The request - Would you transcribe the whole listing exactly, minus its pictures?

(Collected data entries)

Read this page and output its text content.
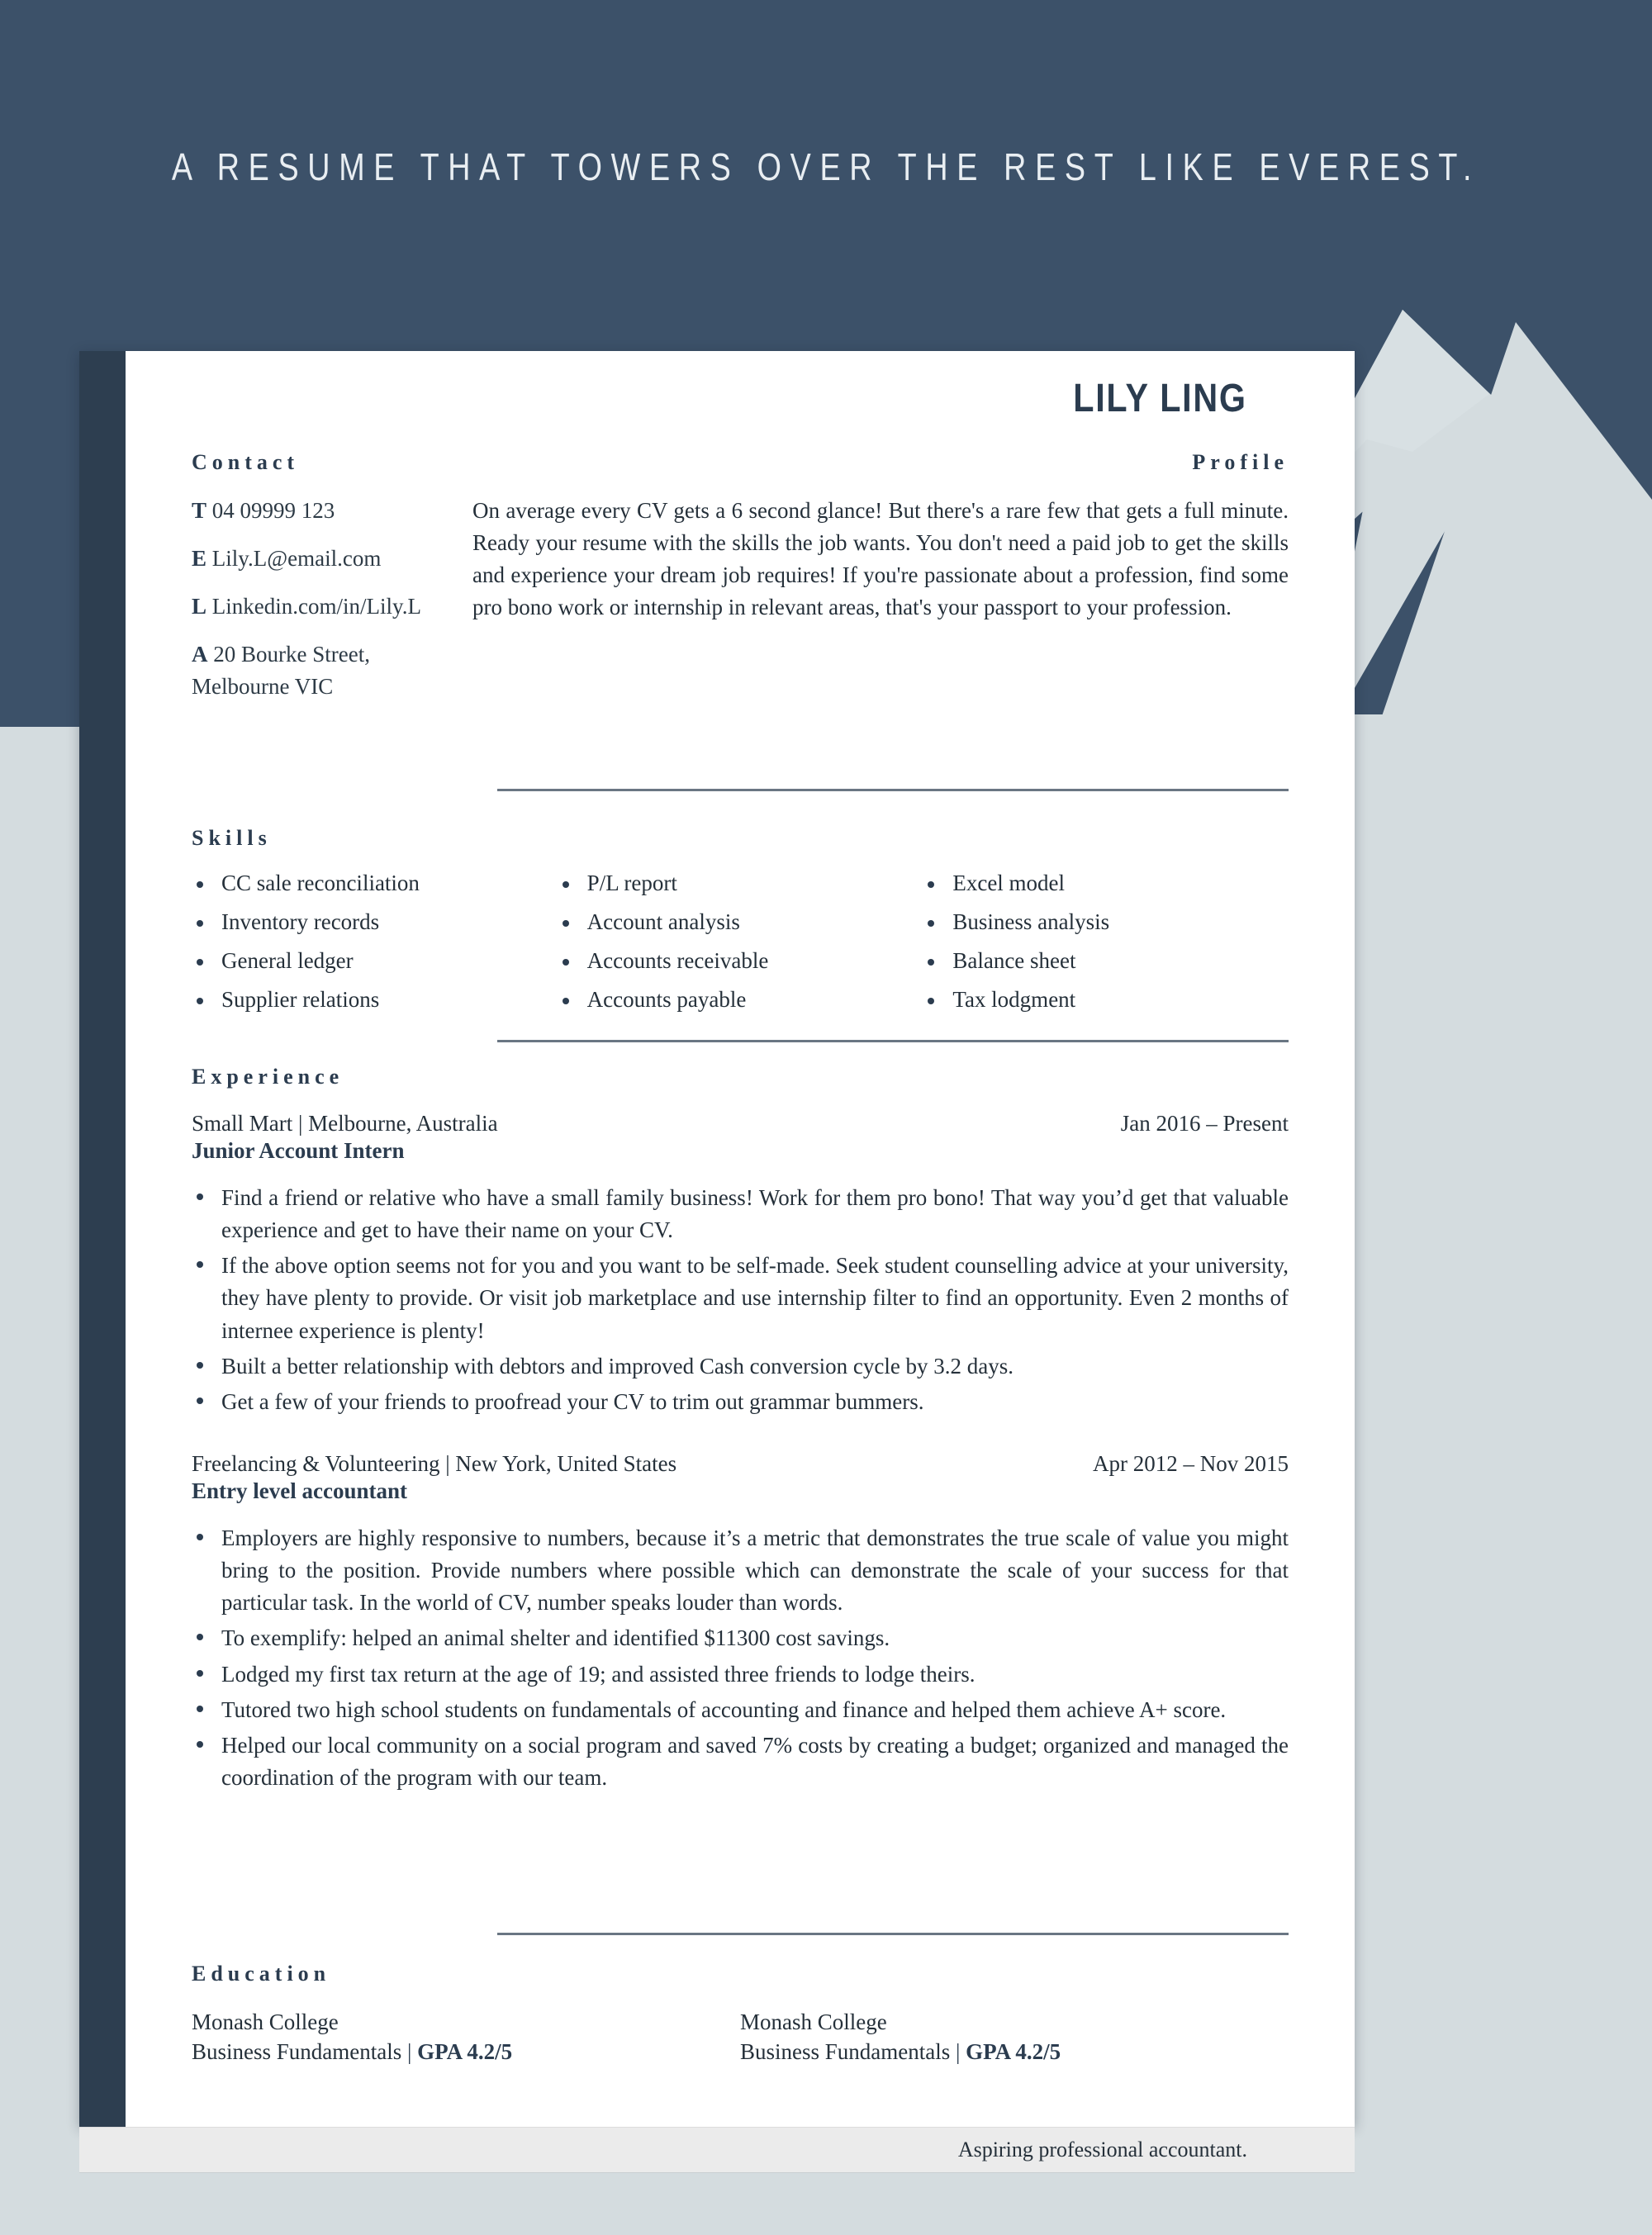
A RESUME THAT TOWERS OVER THE REST LIKE EVEREST.
LILY LING
Contact
T 04 09999 123
E Lily.L@email.com
L Linkedin.com/in/Lily.L
A 20 Bourke Street, Melbourne VIC
Profile
On average every CV gets a 6 second glance! But there's a rare few that gets a full minute. Ready your resume with the skills the job wants. You don't need a paid job to get the skills and experience your dream job requires! If you're passionate about a profession, find some pro bono work or internship in relevant areas, that's your passport to your profession.
Skills
CC sale reconciliation
Inventory records
General ledger
Supplier relations
P/L report
Account analysis
Accounts receivable
Accounts payable
Excel model
Business analysis
Balance sheet
Tax lodgment
Experience
Small Mart | Melbourne, Australia	Jan 2016 – Present
Junior Account Intern
Find a friend or relative who have a small family business! Work for them pro bono! That way you’d get that valuable experience and get to have their name on your CV.
If the above option seems not for you and you want to be self-made. Seek student counselling advice at your university, they have plenty to provide. Or visit job marketplace and use internship filter to find an opportunity. Even 2 months of internee experience is plenty!
Built a better relationship with debtors and improved Cash conversion cycle by 3.2 days.
Get a few of your friends to proofread your CV to trim out grammar bummers.
Freelancing & Volunteering | New York, United States	Apr 2012 – Nov 2015
Entry level accountant
Employers are highly responsive to numbers, because it’s a metric that demonstrates the true scale of value you might bring to the position. Provide numbers where possible which can demonstrate the scale of your success for that particular task. In the world of CV, number speaks louder than words.
To exemplify: helped an animal shelter and identified $11300 cost savings.
Lodged my first tax return at the age of 19; and assisted three friends to lodge theirs.
Tutored two high school students on fundamentals of accounting and finance and helped them achieve A+ score.
Helped our local community on a social program and saved 7% costs by creating a budget; organized and managed the coordination of the program with our team.
Education
Monash College
Business Fundamentals | GPA 4.2/5
Monash College
Business Fundamentals | GPA 4.2/5
Aspiring professional accountant.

Result -
Read this page and output its text content.
A RESUME THAT TOWERS OVER THE REST LIKE EVEREST.
LILY LING
Contact
T 04 09999 123
E Lily.L@email.com
L Linkedin.com/in/Lily.L
A 20 Bourke Street, Melbourne VIC
Profile
On average every CV gets a 6 second glance! But there's a rare few that gets a full minute. Ready your resume with the skills the job wants. You don't need a paid job to get the skills and experience your dream job requires! If you're passionate about a profession, find some pro bono work or internship in relevant areas, that's your passport to your profession.
Skills
CC sale reconciliation
Inventory records
General ledger
Supplier relations
P/L report
Account analysis
Accounts receivable
Accounts payable
Excel model
Business analysis
Balance sheet
Tax lodgment
Experience
Small Mart | Melbourne, Australia	Jan 2016 – Present
Junior Account Intern
Find a friend or relative who have a small family business! Work for them pro bono! That way you’d get that valuable experience and get to have their name on your CV.
If the above option seems not for you and you want to be self-made. Seek student counselling advice at your university, they have plenty to provide. Or visit job marketplace and use internship filter to find an opportunity. Even 2 months of internee experience is plenty!
Built a better relationship with debtors and improved Cash conversion cycle by 3.2 days.
Get a few of your friends to proofread your CV to trim out grammar bummers.
Freelancing & Volunteering | New York, United States	Apr 2012 – Nov 2015
Entry level accountant
Employers are highly responsive to numbers, because it’s a metric that demonstrates the true scale of value you might bring to the position. Provide numbers where possible which can demonstrate the scale of your success for that particular task. In the world of CV, number speaks louder than words.
To exemplify: helped an animal shelter and identified $11300 cost savings.
Lodged my first tax return at the age of 19; and assisted three friends to lodge theirs.
Tutored two high school students on fundamentals of accounting and finance and helped them achieve A+ score.
Helped our local community on a social program and saved 7% costs by creating a budget; organized and managed the coordination of the program with our team.
Education
Monash College
Business Fundamentals | GPA 4.2/5
Monash College
Business Fundamentals | GPA 4.2/5
Aspiring professional accountant.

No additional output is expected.